Task to carry out => Would you extract the whole listing below and retype it exactly?

(Data items)

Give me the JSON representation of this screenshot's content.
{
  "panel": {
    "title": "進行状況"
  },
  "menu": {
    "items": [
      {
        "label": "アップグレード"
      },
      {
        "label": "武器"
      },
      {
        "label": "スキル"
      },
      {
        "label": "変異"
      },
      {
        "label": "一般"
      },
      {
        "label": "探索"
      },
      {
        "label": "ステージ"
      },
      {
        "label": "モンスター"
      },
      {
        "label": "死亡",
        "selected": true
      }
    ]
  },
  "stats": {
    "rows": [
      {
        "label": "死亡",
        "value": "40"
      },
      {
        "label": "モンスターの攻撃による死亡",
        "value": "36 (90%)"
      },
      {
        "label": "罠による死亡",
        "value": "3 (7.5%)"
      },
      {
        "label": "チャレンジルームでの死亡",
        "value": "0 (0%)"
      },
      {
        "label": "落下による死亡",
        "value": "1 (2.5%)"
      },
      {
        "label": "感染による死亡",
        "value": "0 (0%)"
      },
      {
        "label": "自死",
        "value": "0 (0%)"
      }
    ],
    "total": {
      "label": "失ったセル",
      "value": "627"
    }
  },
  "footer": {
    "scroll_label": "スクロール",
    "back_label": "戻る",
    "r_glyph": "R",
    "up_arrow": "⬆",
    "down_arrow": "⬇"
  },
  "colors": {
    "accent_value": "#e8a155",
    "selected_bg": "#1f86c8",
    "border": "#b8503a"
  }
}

The reply =>
Give me the JSON representation of this screenshot's content.
{
  "panel": {
    "title": "進行状況"
  },
  "menu": {
    "items": [
      {
        "label": "アップグレード"
      },
      {
        "label": "武器"
      },
      {
        "label": "スキル"
      },
      {
        "label": "変異"
      },
      {
        "label": "一般"
      },
      {
        "label": "探索"
      },
      {
        "label": "ステージ"
      },
      {
        "label": "モンスター"
      },
      {
        "label": "死亡",
        "selected": true
      }
    ]
  },
  "stats": {
    "rows": [
      {
        "label": "死亡",
        "value": "40"
      },
      {
        "label": "モンスターの攻撃による死亡",
        "value": "36 (90%)"
      },
      {
        "label": "罠による死亡",
        "value": "3 (7.5%)"
      },
      {
        "label": "チャレンジルームでの死亡",
        "value": "0 (0%)"
      },
      {
        "label": "落下による死亡",
        "value": "1 (2.5%)"
      },
      {
        "label": "感染による死亡",
        "value": "0 (0%)"
      },
      {
        "label": "自死",
        "value": "0 (0%)"
      }
    ],
    "total": {
      "label": "失ったセル",
      "value": "627"
    }
  },
  "footer": {
    "scroll_label": "スクロール",
    "back_label": "戻る",
    "r_glyph": "R",
    "up_arrow": "⬆",
    "down_arrow": "⬇"
  },
  "colors": {
    "accent_value": "#e8a155",
    "selected_bg": "#1f86c8",
    "border": "#b8503a"
  }
}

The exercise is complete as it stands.